Saved entries:
----

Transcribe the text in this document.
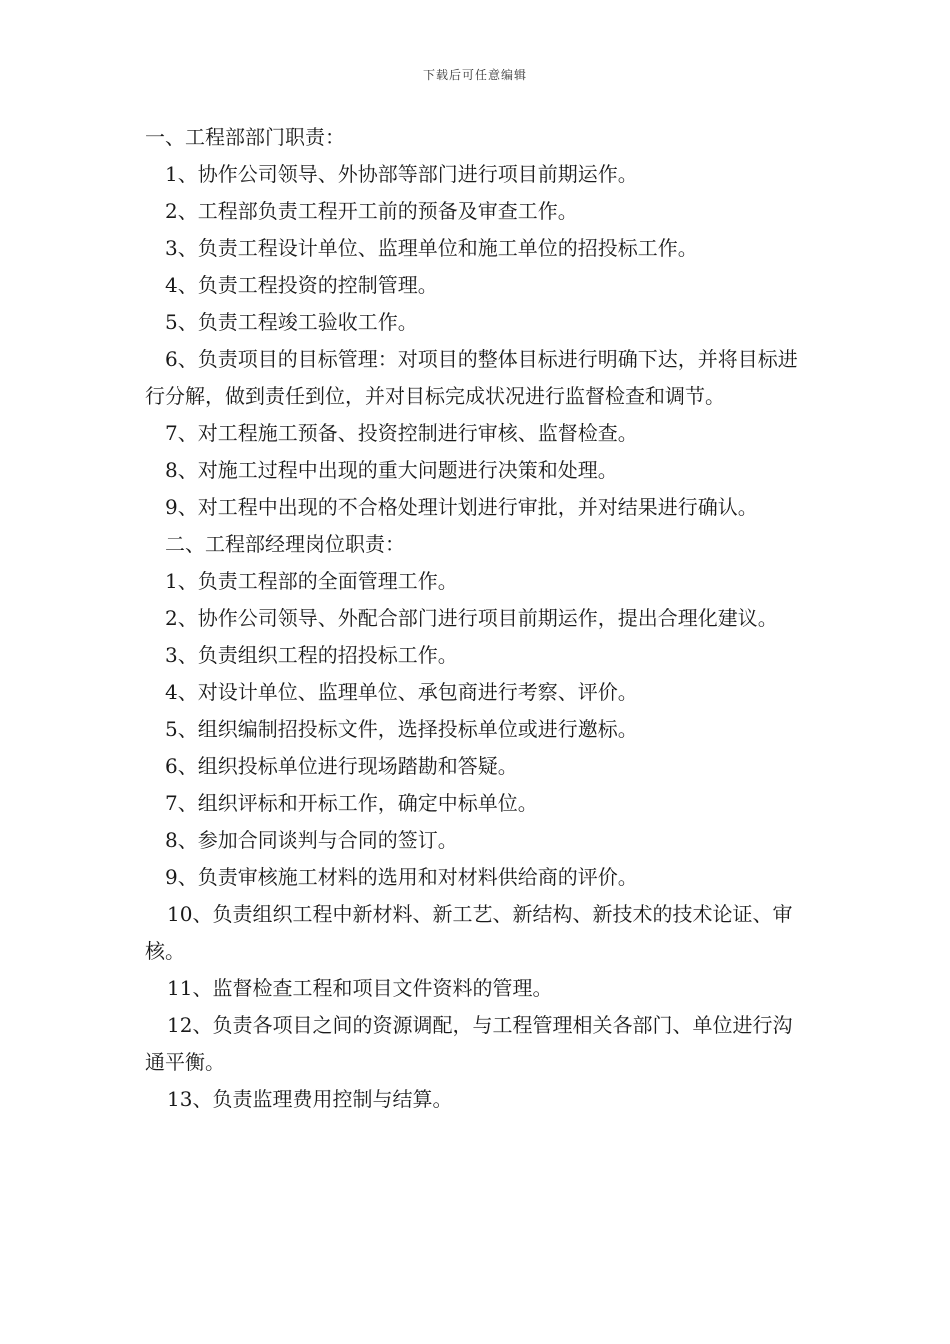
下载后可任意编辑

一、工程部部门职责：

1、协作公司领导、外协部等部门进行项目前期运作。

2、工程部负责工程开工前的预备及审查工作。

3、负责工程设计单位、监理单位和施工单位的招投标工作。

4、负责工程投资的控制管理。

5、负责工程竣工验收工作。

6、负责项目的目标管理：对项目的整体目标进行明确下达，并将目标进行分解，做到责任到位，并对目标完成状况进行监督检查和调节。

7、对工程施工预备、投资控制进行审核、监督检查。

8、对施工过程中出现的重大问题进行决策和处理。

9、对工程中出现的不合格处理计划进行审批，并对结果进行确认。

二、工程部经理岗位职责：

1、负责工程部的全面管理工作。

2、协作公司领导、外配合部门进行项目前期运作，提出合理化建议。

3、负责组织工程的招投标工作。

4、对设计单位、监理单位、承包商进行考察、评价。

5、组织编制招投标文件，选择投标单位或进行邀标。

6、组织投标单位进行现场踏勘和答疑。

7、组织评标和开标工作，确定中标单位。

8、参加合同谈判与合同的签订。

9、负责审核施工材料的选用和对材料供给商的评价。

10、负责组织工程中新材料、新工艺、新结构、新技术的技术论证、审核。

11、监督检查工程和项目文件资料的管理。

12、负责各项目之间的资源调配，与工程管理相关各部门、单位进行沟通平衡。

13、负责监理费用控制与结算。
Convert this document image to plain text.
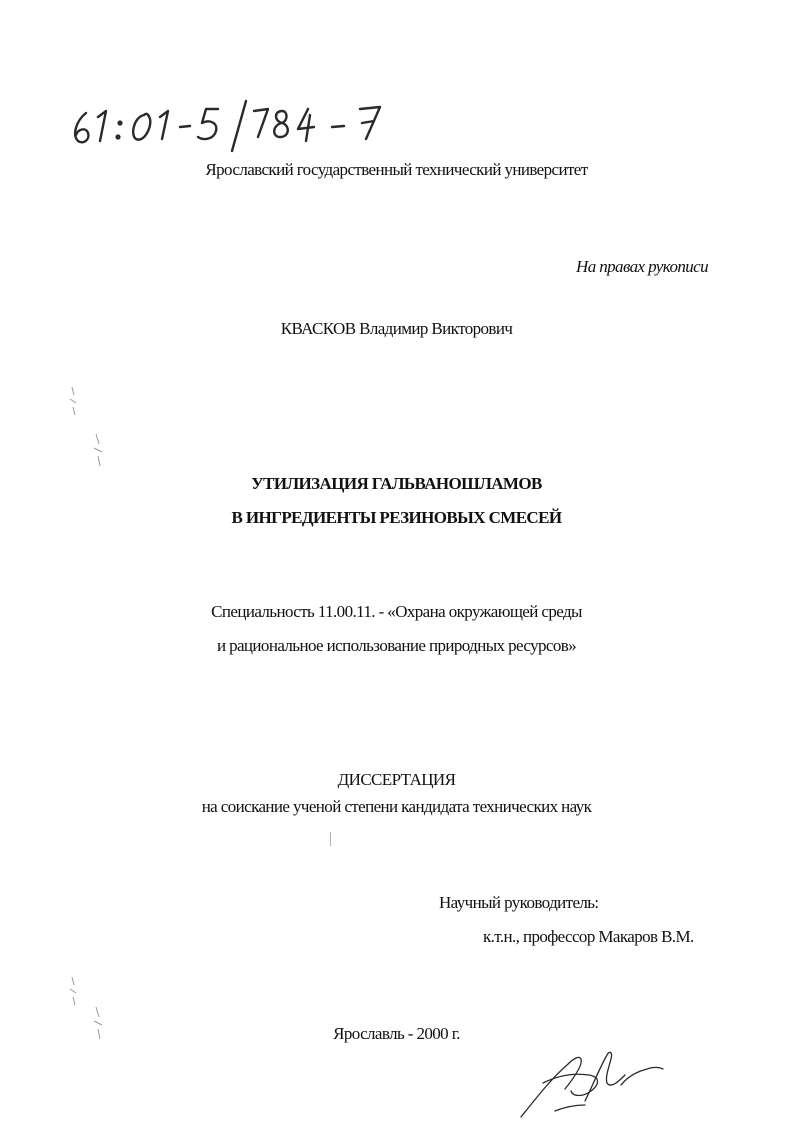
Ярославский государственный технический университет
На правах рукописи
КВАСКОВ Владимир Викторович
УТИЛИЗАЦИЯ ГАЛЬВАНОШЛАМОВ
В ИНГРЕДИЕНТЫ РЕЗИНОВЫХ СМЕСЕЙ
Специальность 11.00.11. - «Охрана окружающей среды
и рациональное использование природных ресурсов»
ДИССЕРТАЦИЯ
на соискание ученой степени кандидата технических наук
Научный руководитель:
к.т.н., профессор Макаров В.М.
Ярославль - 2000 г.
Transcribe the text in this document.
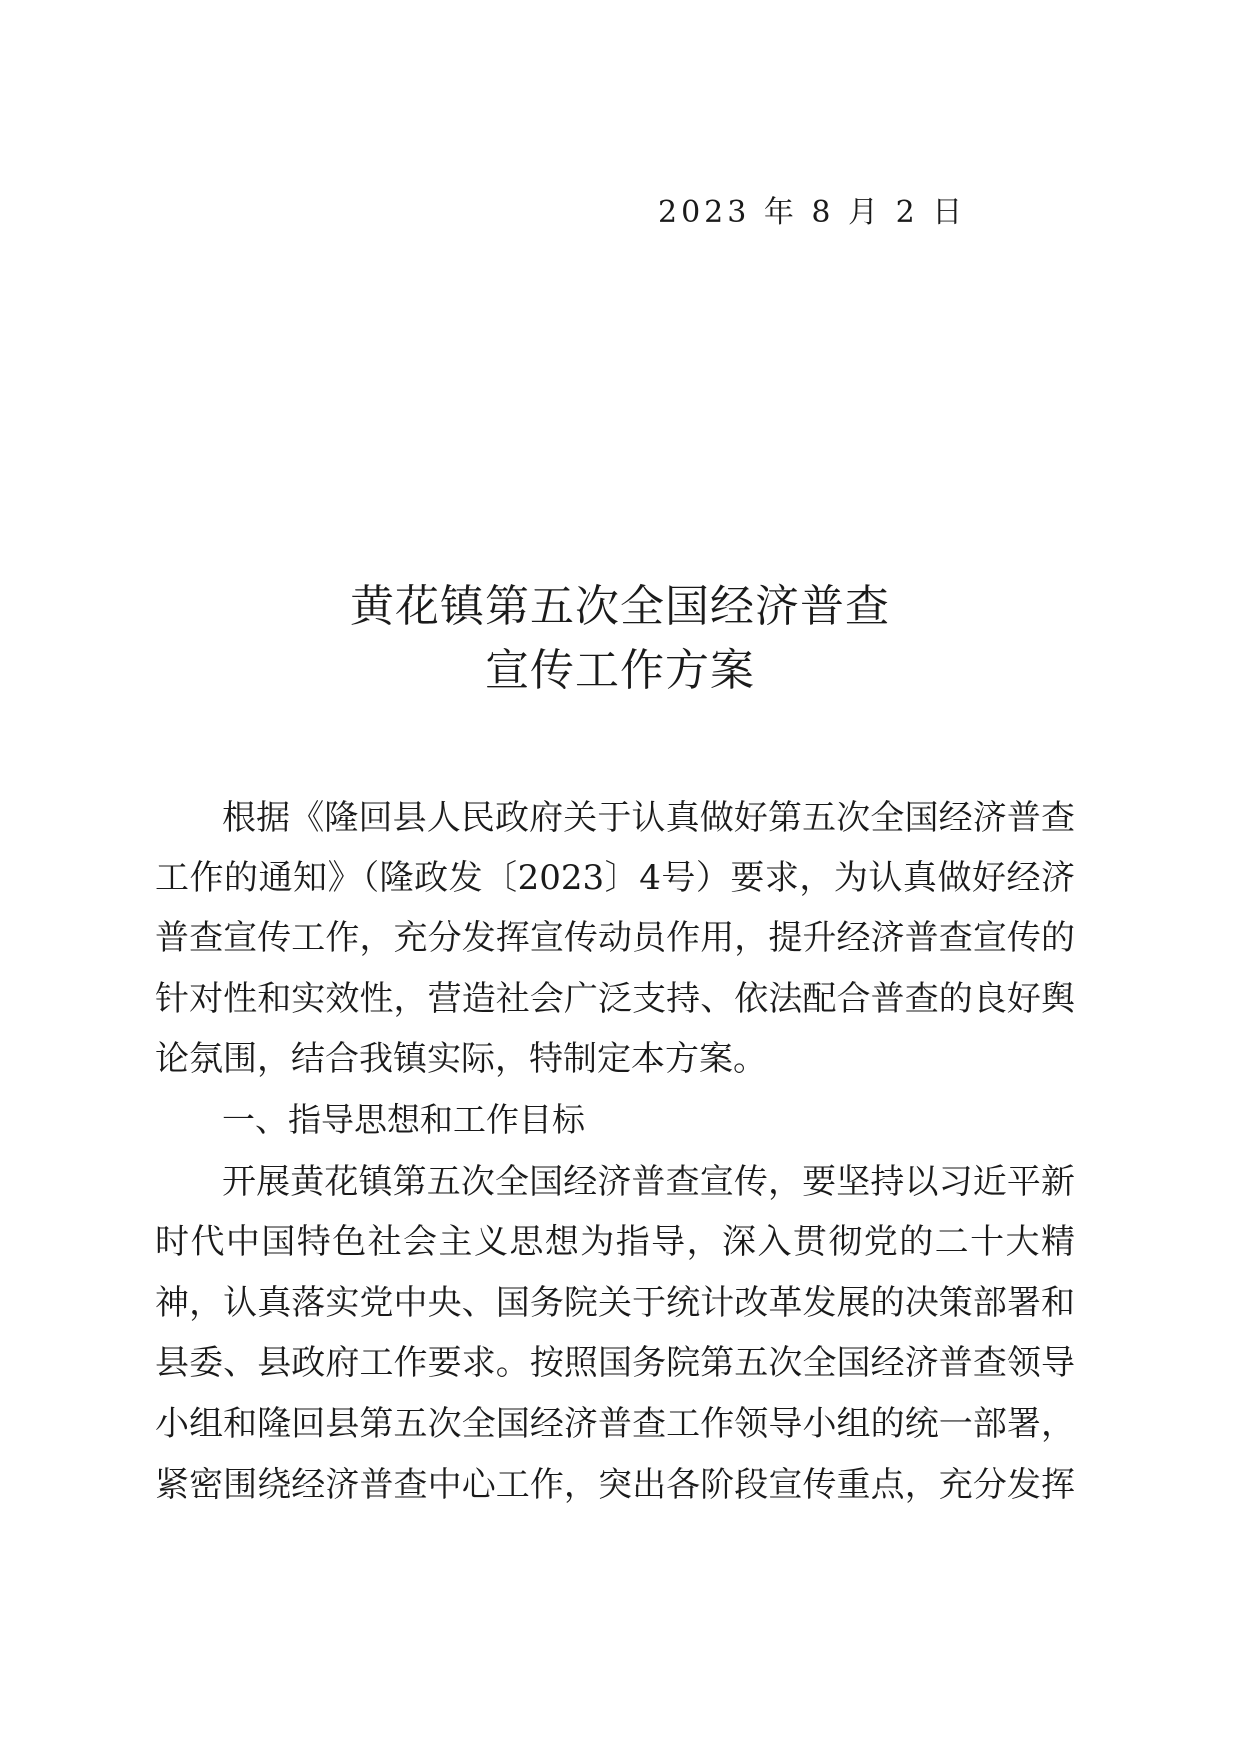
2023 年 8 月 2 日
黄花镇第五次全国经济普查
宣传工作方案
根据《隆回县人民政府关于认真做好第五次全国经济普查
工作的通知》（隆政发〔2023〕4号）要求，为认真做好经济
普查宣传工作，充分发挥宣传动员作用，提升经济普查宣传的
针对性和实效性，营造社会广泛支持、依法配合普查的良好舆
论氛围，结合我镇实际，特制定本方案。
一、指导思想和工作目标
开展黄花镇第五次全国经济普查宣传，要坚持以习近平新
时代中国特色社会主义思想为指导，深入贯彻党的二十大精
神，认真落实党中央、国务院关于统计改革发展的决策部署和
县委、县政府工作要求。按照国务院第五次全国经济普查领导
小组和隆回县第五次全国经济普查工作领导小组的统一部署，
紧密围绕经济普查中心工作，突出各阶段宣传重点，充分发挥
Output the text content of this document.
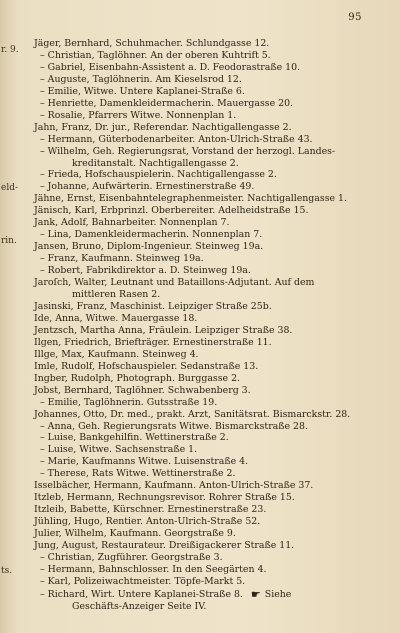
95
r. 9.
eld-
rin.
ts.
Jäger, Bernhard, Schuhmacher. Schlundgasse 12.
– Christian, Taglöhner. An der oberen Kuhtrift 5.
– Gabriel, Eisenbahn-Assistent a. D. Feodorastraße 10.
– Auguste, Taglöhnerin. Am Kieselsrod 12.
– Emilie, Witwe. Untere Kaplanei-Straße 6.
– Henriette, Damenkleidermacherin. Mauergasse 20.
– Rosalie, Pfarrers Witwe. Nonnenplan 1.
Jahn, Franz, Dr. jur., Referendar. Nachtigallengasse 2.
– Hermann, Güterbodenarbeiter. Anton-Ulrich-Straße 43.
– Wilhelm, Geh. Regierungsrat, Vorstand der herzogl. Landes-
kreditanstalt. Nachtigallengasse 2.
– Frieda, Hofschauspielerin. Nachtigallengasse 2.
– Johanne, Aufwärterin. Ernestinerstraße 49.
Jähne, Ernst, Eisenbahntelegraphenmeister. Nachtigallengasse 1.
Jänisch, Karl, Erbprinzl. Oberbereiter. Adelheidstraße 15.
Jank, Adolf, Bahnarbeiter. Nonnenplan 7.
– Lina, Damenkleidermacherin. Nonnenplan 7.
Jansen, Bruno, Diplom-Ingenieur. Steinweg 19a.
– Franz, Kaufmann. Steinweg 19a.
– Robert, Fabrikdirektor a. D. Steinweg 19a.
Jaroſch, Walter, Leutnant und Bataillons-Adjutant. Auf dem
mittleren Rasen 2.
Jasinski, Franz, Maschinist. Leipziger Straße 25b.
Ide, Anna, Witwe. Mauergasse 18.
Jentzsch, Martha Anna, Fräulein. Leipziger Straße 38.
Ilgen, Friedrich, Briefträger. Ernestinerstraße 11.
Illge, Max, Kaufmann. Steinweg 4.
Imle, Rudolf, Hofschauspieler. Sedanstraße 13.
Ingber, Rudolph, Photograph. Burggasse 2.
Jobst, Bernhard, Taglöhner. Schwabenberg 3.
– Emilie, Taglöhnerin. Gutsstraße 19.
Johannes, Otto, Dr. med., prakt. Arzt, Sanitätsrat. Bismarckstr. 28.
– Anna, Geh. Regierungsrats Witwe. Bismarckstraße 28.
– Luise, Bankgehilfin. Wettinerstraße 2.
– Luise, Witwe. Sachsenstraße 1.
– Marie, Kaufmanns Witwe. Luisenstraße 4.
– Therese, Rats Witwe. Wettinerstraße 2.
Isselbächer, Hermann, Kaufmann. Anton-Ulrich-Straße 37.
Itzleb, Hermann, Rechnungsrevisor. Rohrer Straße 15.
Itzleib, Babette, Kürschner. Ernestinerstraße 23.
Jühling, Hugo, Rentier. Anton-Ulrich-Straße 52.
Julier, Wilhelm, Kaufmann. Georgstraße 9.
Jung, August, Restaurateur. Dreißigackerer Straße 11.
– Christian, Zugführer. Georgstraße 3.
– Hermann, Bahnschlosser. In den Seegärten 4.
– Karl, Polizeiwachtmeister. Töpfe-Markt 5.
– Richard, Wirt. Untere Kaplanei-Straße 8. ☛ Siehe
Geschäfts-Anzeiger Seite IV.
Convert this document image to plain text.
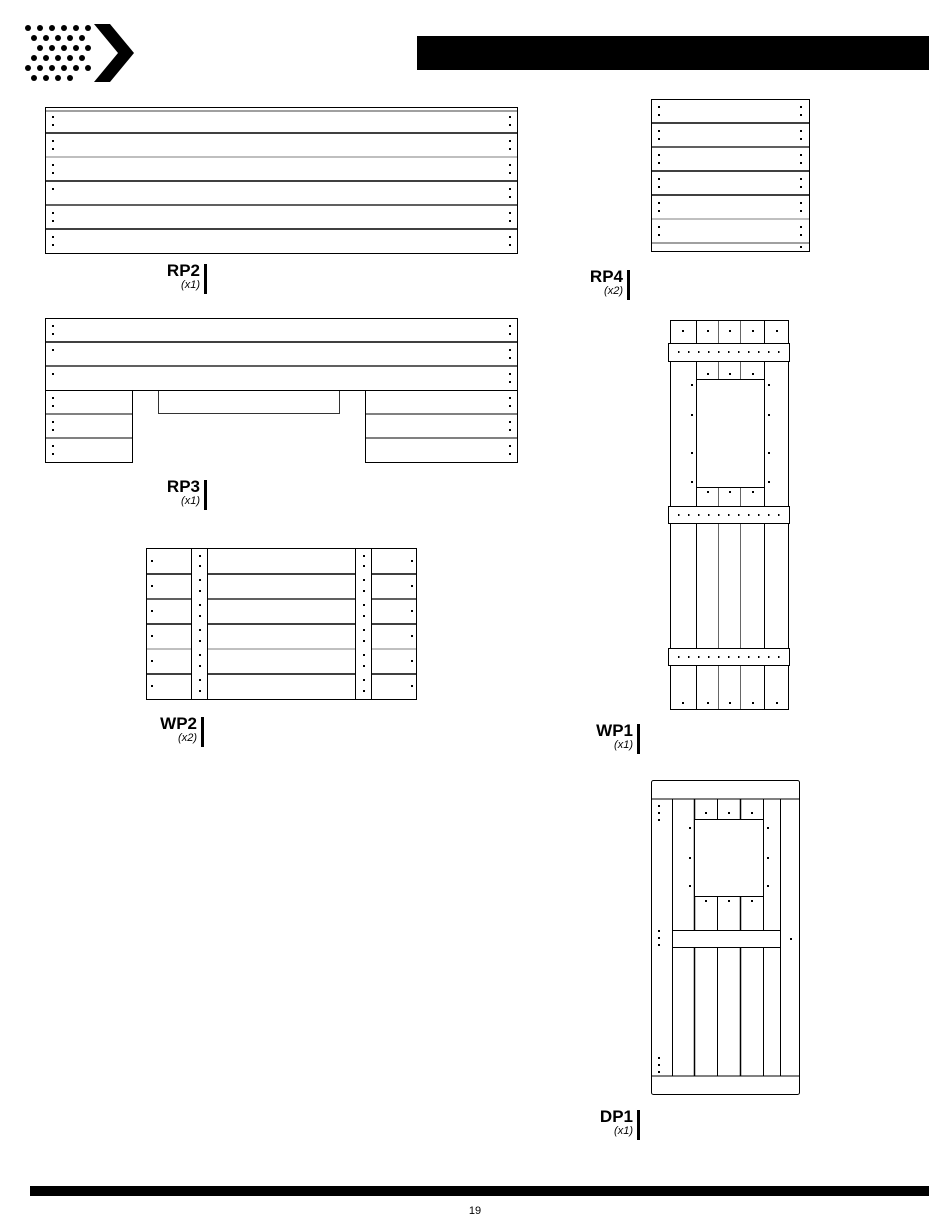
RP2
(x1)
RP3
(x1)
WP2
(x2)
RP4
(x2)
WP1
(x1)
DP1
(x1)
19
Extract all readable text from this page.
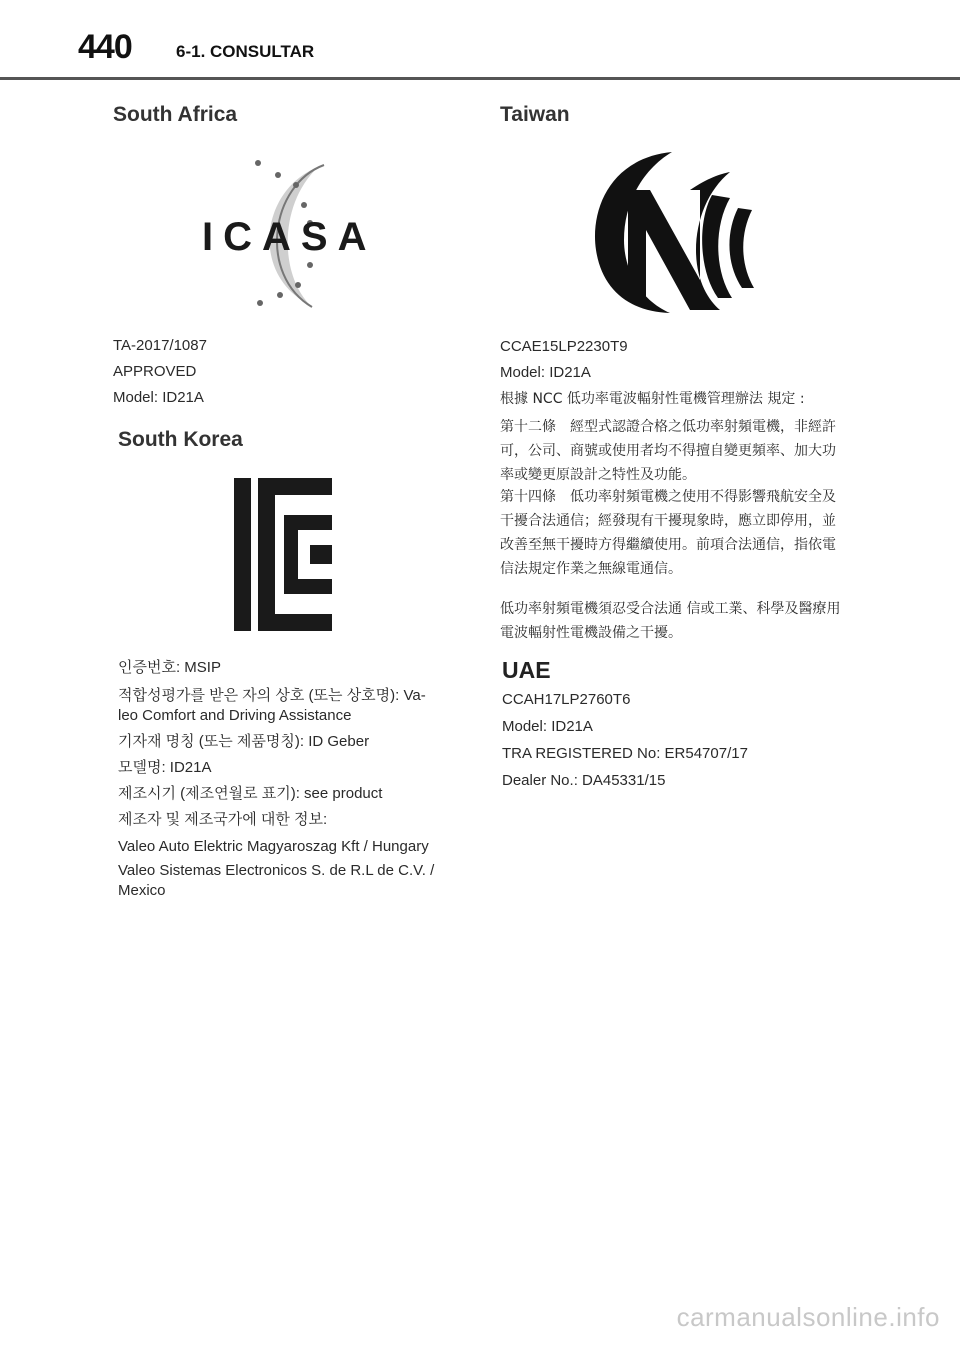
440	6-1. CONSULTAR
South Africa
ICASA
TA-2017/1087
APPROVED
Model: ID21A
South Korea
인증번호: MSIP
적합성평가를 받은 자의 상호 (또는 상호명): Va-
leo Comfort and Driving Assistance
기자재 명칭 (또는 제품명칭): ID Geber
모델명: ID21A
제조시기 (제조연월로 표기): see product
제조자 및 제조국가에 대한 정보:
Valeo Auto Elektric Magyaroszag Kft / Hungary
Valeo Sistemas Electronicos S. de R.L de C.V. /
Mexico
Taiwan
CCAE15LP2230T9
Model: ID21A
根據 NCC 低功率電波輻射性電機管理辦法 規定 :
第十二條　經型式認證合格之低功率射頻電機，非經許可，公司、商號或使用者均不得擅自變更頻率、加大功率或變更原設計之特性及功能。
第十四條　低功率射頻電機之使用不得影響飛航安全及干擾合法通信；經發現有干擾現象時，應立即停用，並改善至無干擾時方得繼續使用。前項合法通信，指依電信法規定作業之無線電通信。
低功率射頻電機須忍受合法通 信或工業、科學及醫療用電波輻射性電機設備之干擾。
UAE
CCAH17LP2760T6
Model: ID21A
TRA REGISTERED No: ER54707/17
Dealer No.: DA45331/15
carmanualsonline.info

----

Written request: Within the listing above, find every line containing the string "Kaplanei" and return it.

In response:
– Emilie, Witwe. Untere Kaplanei-Straße 6.
– Richard, Wirt. Untere Kaplanei-Straße 8. ☛ Siehe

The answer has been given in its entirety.